== Prompt ==
Your task is to output the data exactly as it stands.

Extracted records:
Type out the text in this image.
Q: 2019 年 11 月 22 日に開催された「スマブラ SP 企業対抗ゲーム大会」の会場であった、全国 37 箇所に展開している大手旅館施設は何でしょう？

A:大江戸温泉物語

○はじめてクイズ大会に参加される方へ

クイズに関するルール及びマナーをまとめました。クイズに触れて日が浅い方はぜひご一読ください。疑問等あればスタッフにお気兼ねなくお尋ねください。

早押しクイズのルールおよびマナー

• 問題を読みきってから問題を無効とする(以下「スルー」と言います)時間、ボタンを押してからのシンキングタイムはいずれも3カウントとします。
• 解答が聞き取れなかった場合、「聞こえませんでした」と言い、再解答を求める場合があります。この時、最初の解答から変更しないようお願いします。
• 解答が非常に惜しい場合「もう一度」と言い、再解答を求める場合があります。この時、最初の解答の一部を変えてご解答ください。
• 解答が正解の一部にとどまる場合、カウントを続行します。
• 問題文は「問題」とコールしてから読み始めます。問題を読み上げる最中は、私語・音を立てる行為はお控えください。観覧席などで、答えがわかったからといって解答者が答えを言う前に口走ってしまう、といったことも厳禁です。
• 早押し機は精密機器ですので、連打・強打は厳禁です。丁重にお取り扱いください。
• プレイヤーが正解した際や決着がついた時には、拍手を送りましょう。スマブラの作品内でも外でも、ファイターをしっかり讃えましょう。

== Problem solution ==
Type out the text in this image.
Q: 2019 年 11 月 22 日に開催された「スマブラ SP 企業対抗ゲーム大会」の会場であった、全国 37 箇所に展開している大手旅館施設は何でしょう？

A:大江戸温泉物語

○はじめてクイズ大会に参加される方へ

クイズに関するルール及びマナーをまとめました。クイズに触れて日が浅い方はぜひご一読ください。疑問等あればスタッフにお気兼ねなくお尋ねください。

早押しクイズのルールおよびマナー

• 問題を読みきってから問題を無効とする(以下「スルー」と言います)時間、ボタンを押してからのシンキングタイムはいずれも3カウントとします。
• 解答が聞き取れなかった場合、「聞こえませんでした」と言い、再解答を求める場合があります。この時、最初の解答から変更しないようお願いします。
• 解答が非常に惜しい場合「もう一度」と言い、再解答を求める場合があります。この時、最初の解答の一部を変えてご解答ください。
• 解答が正解の一部にとどまる場合、カウントを続行します。
• 問題文は「問題」とコールしてから読み始めます。問題を読み上げる最中は、私語・音を立てる行為はお控えください。観覧席などで、答えがわかったからといって解答者が答えを言う前に口走ってしまう、といったことも厳禁です。
• 早押し機は精密機器ですので、連打・強打は厳禁です。丁重にお取り扱いください。
• プレイヤーが正解した際や決着がついた時には、拍手を送りましょう。スマブラの作品内でも外でも、ファイターをしっかり讃えましょう。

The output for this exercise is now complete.